The
metallocene dihalides are a relatively new class of small, hydrophobic organometallic
anticancer agents that exhibit antitumour properties against numerous cell lines including
leukemias P388 and L1210, colon 38 and Lewis lung
carcinomas,
B16 melanoma, solid and fluid Ehrlich
ascites tumours and several human colon and lung
carcinomas transplanted into athymic mice.
Titanocene dichloride 1 has been the most widely studied
metallocene and the
drug is currently in phase II clinical trials. Formation of
metallocene-
DNA complexes has been implicated in the mechanism of antitumour properties of the
metallocenes, as both
titanocene dichloride 1 and
vanadocene dichloride 2 inhibit
DNA and
RNA synthesis, and
titanium and
vanadium accumulate in
nucleic acid-rich regions of tumour cells. However, in contrast to the well characterized
platinum-based anticancer drugs, the active species responsible for antitumour activity in vivo has not been identified and the mechanism whereby irreparable DNA damage and/or structural modification of
DNA or other cellular targets occurs is poorly understood. This review will focus on recent studies that have been carried out in order to identify the biologically active species and more fully understand the molecular level mechanism of action of the
metallocene dihalides. Studies with
nucleotides,
oligonucleotides,
DNA and
proteins including topoisomerases,
protein kinase C and
transferrin have provided important insight into potential cellular transport mechanisms and the interaction of
metallocenes with biomolecular targets. New structure activity studies including the design of hydrolytically stable
metallocenes and the preparation of highly water soluble
amino acid analogues have not led to improved anticancer activity of
titanocene dichloride 1. The vastly different chemical and hydrolytic stability of each of the
metallocenes points to a unique mechanism of action of each
metallocene in vivo.

Rows excerpted from a collection:
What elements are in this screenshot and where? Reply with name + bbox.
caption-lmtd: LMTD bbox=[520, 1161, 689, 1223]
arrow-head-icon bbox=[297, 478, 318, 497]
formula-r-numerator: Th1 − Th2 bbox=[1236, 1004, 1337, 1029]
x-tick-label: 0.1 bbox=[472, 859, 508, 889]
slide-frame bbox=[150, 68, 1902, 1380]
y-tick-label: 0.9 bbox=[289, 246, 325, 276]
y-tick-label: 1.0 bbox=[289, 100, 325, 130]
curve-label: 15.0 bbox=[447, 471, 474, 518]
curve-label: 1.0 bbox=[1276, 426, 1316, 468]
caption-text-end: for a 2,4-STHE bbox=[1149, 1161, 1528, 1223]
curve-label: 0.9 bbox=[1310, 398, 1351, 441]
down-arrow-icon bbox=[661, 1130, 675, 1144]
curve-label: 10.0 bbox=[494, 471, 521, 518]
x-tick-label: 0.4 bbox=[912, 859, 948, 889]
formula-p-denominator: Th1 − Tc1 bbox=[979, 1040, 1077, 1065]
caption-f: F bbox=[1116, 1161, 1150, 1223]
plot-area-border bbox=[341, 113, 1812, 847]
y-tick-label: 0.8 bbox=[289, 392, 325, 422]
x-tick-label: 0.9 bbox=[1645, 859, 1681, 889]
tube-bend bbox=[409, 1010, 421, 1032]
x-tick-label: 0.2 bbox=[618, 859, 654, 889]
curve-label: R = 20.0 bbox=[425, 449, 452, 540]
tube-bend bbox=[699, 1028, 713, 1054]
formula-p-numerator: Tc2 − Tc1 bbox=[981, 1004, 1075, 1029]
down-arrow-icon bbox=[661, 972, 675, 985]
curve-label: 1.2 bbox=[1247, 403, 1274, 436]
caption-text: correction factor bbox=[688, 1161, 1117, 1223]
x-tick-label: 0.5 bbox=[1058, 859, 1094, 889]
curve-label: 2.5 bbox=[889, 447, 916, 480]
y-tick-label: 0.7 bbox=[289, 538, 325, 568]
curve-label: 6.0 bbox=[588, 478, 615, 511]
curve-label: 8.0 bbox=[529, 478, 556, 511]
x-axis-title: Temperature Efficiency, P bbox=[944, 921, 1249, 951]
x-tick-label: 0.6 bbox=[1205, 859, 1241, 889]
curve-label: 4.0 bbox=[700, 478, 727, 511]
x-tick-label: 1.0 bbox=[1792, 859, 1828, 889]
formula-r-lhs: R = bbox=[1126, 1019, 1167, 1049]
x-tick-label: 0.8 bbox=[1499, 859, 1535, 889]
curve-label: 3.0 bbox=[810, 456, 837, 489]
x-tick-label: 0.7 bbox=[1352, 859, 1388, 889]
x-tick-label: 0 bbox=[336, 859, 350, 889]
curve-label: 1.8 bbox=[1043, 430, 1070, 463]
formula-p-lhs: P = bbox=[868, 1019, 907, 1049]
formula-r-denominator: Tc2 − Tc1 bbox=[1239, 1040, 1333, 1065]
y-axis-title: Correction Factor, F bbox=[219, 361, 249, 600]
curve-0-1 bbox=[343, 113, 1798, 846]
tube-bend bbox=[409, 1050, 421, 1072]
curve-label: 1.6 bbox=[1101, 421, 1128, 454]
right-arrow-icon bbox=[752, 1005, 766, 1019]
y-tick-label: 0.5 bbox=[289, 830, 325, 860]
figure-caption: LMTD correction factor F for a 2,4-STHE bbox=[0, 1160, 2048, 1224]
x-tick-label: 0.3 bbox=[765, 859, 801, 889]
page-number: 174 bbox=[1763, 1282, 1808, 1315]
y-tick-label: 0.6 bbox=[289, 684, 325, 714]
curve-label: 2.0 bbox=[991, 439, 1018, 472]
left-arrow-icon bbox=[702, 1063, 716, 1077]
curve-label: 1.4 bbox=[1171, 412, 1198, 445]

[EXERCISE 1]
According to the passage on metallocene dihalides, what phase of clinical trials is titanocene dichloride currently in?
[EXERCISE 2]
List every protein that the passage on metallocene dihalides names as a subject of studies.
The rows play no part in this work.

[EXERCISE RESPONSE 1]
Phase II

[EXERCISE RESPONSE 2]
Topoisomerases, protein kinase C, transferrin